* [DATA EXTRACT]:
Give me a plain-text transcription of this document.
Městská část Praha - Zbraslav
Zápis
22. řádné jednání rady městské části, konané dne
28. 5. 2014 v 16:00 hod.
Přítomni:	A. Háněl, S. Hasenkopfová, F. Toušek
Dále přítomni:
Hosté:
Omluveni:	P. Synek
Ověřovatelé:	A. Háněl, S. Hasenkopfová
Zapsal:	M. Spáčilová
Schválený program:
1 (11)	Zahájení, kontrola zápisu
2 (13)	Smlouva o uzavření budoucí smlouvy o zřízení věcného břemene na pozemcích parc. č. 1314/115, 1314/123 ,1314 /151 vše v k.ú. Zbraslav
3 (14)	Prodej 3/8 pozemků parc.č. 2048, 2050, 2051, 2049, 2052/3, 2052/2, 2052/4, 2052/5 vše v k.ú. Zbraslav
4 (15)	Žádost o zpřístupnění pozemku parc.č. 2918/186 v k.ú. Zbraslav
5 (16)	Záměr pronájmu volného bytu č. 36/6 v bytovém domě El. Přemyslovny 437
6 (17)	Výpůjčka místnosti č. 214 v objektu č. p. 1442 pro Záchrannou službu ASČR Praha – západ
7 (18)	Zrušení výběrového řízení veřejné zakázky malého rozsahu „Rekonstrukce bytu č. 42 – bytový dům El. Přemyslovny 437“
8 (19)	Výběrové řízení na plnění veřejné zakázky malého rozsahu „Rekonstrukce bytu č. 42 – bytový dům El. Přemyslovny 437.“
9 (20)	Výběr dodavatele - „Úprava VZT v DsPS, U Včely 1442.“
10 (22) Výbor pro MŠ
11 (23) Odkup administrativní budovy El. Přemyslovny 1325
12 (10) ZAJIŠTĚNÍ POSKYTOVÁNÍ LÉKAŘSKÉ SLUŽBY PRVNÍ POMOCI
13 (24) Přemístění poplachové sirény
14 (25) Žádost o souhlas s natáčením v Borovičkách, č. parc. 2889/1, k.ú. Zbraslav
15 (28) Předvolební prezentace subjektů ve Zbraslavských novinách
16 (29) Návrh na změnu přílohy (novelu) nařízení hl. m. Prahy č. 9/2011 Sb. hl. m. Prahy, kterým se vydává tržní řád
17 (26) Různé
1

* [WORK TO COMPLETE]: Copy the entries above exactly, leaving none out.

* [TASK OUTPUT]:
Give me a plain-text transcription of this document.
Městská část Praha - Zbraslav
Zápis
22. řádné jednání rady městské části, konané dne
28. 5. 2014 v 16:00 hod.
Přítomni:	A. Háněl, S. Hasenkopfová, F. Toušek
Dále přítomni:
Hosté:
Omluveni:	P. Synek
Ověřovatelé:	A. Háněl, S. Hasenkopfová
Zapsal:	M. Spáčilová
Schválený program:
1 (11)	Zahájení, kontrola zápisu
2 (13)	Smlouva o uzavření budoucí smlouvy o zřízení věcného břemene na pozemcích parc. č. 1314/115, 1314/123 ,1314 /151 vše v k.ú. Zbraslav
3 (14)	Prodej 3/8 pozemků parc.č. 2048, 2050, 2051, 2049, 2052/3, 2052/2, 2052/4, 2052/5 vše v k.ú. Zbraslav
4 (15)	Žádost o zpřístupnění pozemku parc.č. 2918/186 v k.ú. Zbraslav
5 (16)	Záměr pronájmu volného bytu č. 36/6 v bytovém domě El. Přemyslovny 437
6 (17)	Výpůjčka místnosti č. 214 v objektu č. p. 1442 pro Záchrannou službu ASČR Praha – západ
7 (18)	Zrušení výběrového řízení veřejné zakázky malého rozsahu „Rekonstrukce bytu č. 42 – bytový dům El. Přemyslovny 437“
8 (19)	Výběrové řízení na plnění veřejné zakázky malého rozsahu „Rekonstrukce bytu č. 42 – bytový dům El. Přemyslovny 437.“
9 (20)	Výběr dodavatele - „Úprava VZT v DsPS, U Včely 1442.“
10 (22) Výbor pro MŠ
11 (23) Odkup administrativní budovy El. Přemyslovny 1325
12 (10) ZAJIŠTĚNÍ POSKYTOVÁNÍ LÉKAŘSKÉ SLUŽBY PRVNÍ POMOCI
13 (24) Přemístění poplachové sirény
14 (25) Žádost o souhlas s natáčením v Borovičkách, č. parc. 2889/1, k.ú. Zbraslav
15 (28) Předvolební prezentace subjektů ve Zbraslavských novinách
16 (29) Návrh na změnu přílohy (novelu) nařízení hl. m. Prahy č. 9/2011 Sb. hl. m. Prahy, kterým se vydává tržní řád
17 (26) Různé
1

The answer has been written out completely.